§ **GIVEN TASK**
Gather every line holding the string "Section".

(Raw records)
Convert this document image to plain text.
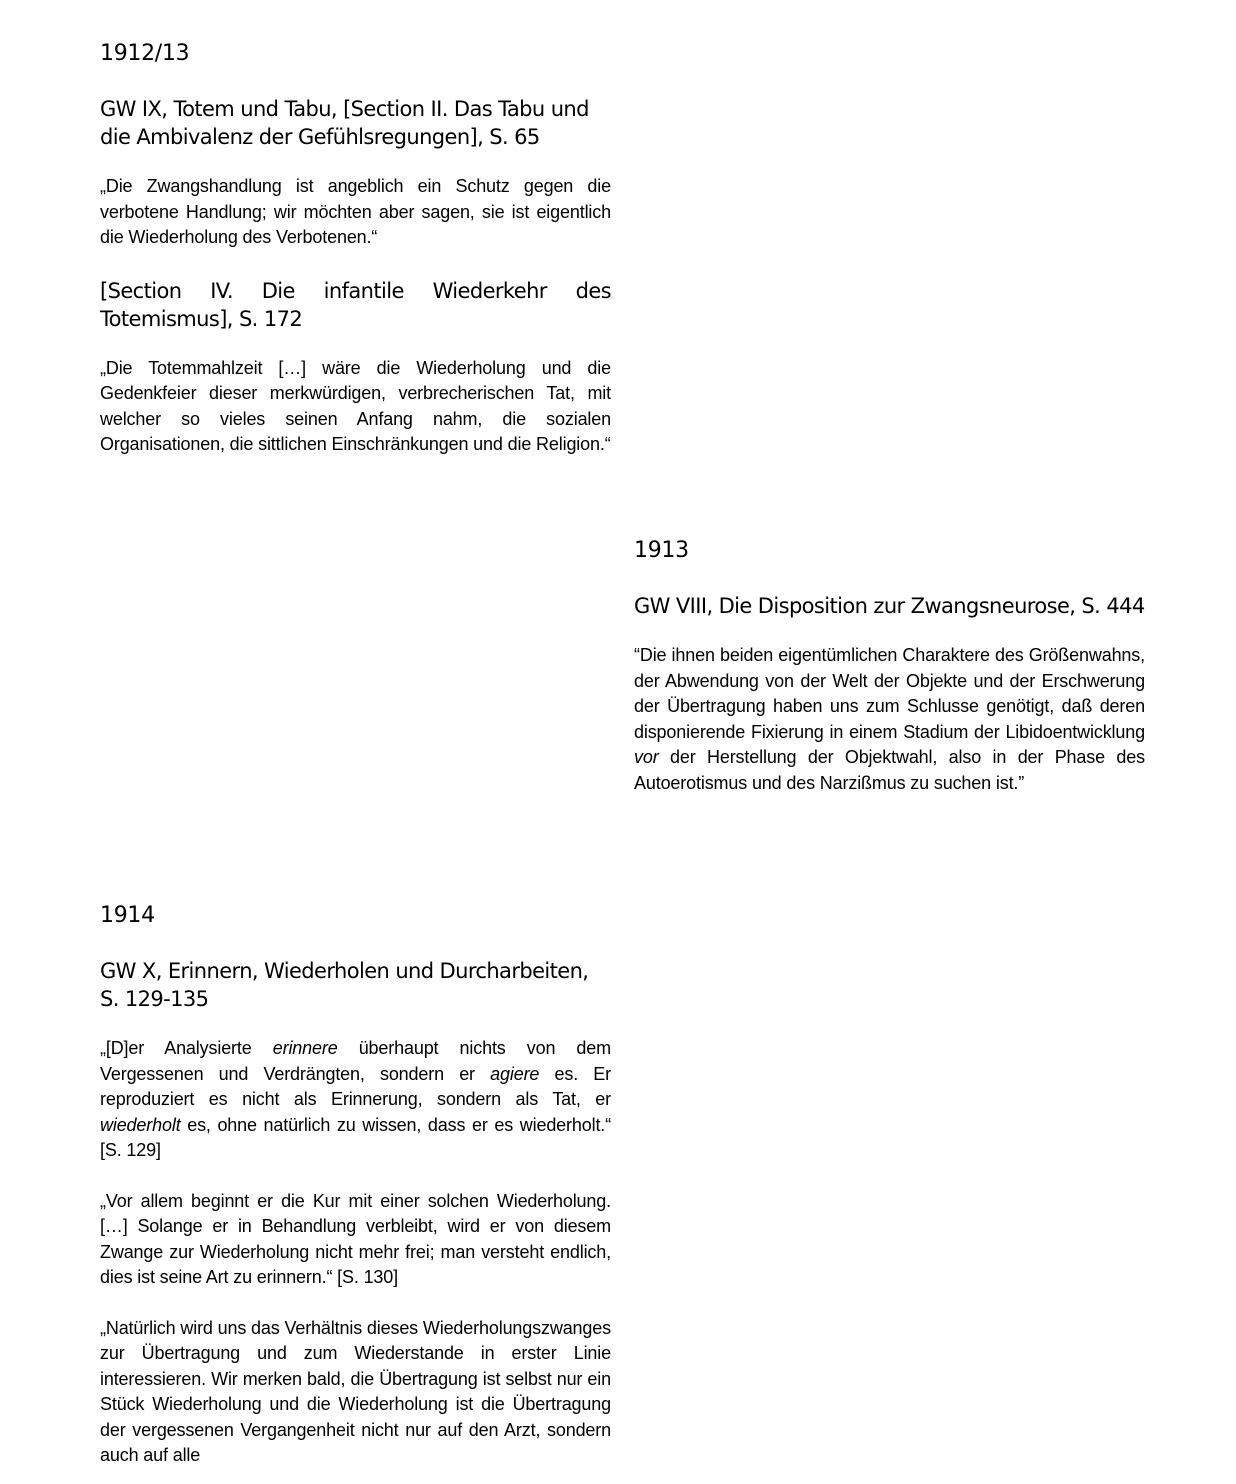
1912/13
GW IX, Totem und Tabu, [Section II. Das Tabu und die Ambivalenz der Gefühlsregungen], S. 65

„Die Zwangshandlung ist angeblich ein Schutz gegen die verbotene Handlung; wir möchten aber sagen, sie ist eigentlich die Wiederholung des Verbotenen.“

[Section IV. Die infantile Wiederkehr des Totemismus], S. 172

„Die Totemmahlzeit […] wäre die Wiederholung und die Gedenkfeier dieser merkwürdigen, verbrecherischen Tat, mit welcher so vieles seinen Anfang nahm, die sozialen Organisationen, die sittlichen Einschränkungen und die Religion.“

1913
GW VIII, Die Disposition zur Zwangsneurose, S. 444

“Die ihnen beiden eigentümlichen Charaktere des Größenwahns, der Abwendung von der Welt der Objekte und der Erschwerung der Übertragung haben uns zum Schlusse genötigt, daß deren disponierende Fixierung in einem Stadium der Libidoentwicklung vor der Herstellung der Objektwahl, also in der Phase des Autoerotismus und des Narzißmus zu suchen ist.”

1914
GW X, Erinnern, Wiederholen und Durcharbeiten, S. 129-135

„[D]er Analysierte erinnere überhaupt nichts von dem Vergessenen und Verdrängten, sondern er agiere es. Er reproduziert es nicht als Erinnerung, sondern als Tat, er wiederholt es, ohne natürlich zu wissen, dass er es wiederholt.“ [S. 129]

„Vor allem beginnt er die Kur mit einer solchen Wiederholung. […] Solange er in Behandlung verbleibt, wird er von diesem Zwange zur Wiederholung nicht mehr frei; man versteht endlich, dies ist seine Art zu erinnern.“ [S. 130]

„Natürlich wird uns das Verhältnis dieses Wiederholungszwanges zur Übertragung und zum Wiederstande in erster Linie interessieren. Wir merken bald, die Übertragung ist selbst nur ein Stück Wiederholung und die Wiederholung ist die Übertragung der vergessenen Vergangenheit nicht nur auf den Arzt, sondern auch auf alle
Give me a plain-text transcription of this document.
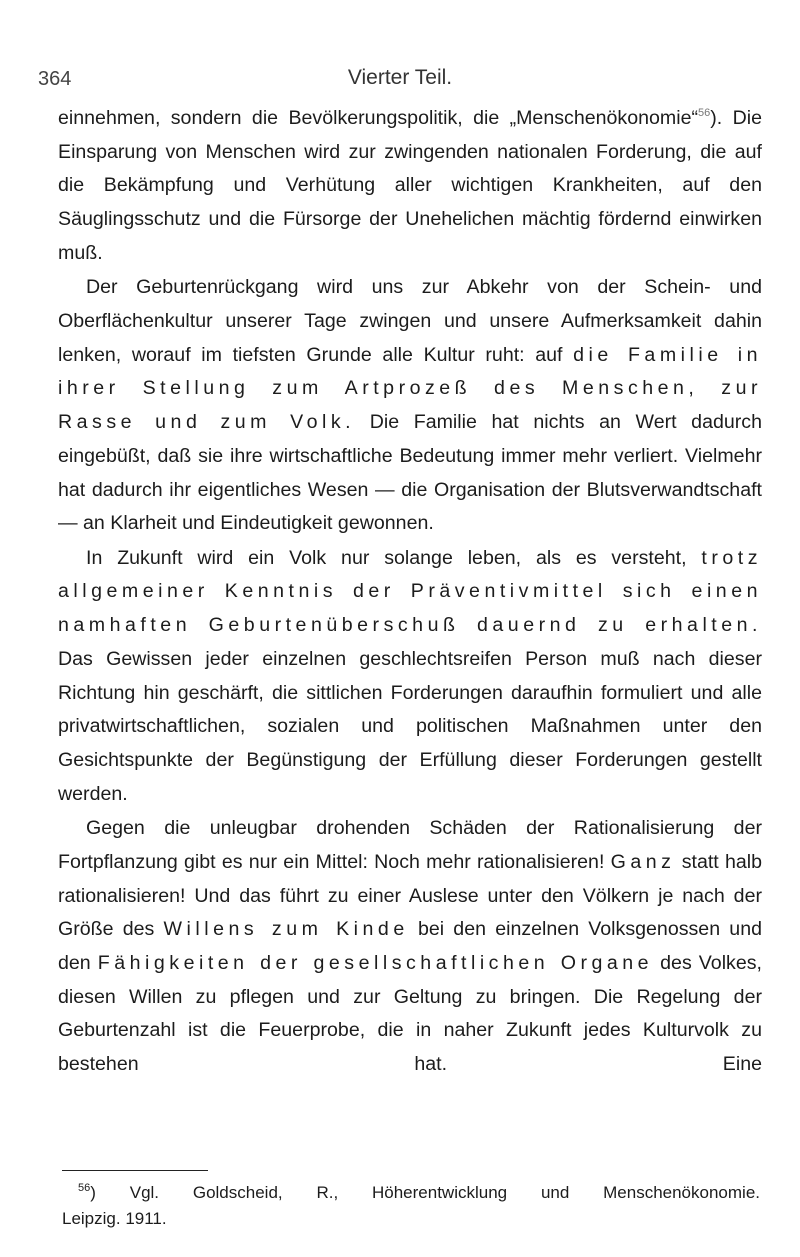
364	Vierter Teil.

einnehmen, sondern die Bevölkerungspolitik, die „Menschenökonomie“$^{56}$). Die Einsparung von Menschen wird zur zwingenden nationalen Forderung, die auf die Bekämpfung und Verhütung aller wichtigen Krankheiten, auf den Säuglingsschutz und die Fürsorge der Unehelichen mächtig fördernd einwirken muß.

Der Geburtenrückgang wird uns zur Abkehr von der Schein- und Oberflächenkultur unserer Tage zwingen und unsere Aufmerksamkeit dahin lenken, worauf im tiefsten Grunde alle Kultur ruht: auf die Familie in ihrer Stellung zum Artprozeß des Menschen, zur Rasse und zum Volk. Die Familie hat nichts an Wert dadurch eingebüßt, daß sie ihre wirtschaftliche Bedeutung immer mehr verliert. Vielmehr hat dadurch ihr eigentliches Wesen — die Organisation der Blutsverwandtschaft — an Klarheit und Eindeutigkeit gewonnen.

In Zukunft wird ein Volk nur solange leben, als es versteht, trotz allgemeiner Kenntnis der Präventivmittel sich einen namhaften Geburtenüberschuß dauernd zu erhalten. Das Gewissen jeder einzelnen geschlechtsreifen Person muß nach dieser Richtung hin geschärft, die sittlichen Forderungen daraufhin formuliert und alle privatwirtschaftlichen, sozialen und politischen Maßnahmen unter den Gesichtspunkte der Begünstigung der Erfüllung dieser Forderungen gestellt werden.

Gegen die unleugbar drohenden Schäden der Rationalisierung der Fortpflanzung gibt es nur ein Mittel: Noch mehr rationalisieren! Ganz statt halb rationalisieren! Und das führt zu einer Auslese unter den Völkern je nach der Größe des Willens zum Kinde bei den einzelnen Volksgenossen und den Fähigkeiten der gesellschaftlichen Organe des Volkes, diesen Willen zu pflegen und zur Geltung zu bringen. Die Regelung der Geburtenzahl ist die Feuerprobe, die in naher Zukunft jedes Kulturvolk zu bestehen hat. Eine

$^{56}$) Vgl. Goldscheid, R., Höherentwicklung und Menschenökonomie.
Leipzig. 1911.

§ **TASK RESULT**
GW IX, Totem und Tabu, [Section II. Das Tabu und die Ambivalenz der Gefühlsregungen], S. 65
[Section IV. Die infantile Wiederkehr des Totemismus], S. 172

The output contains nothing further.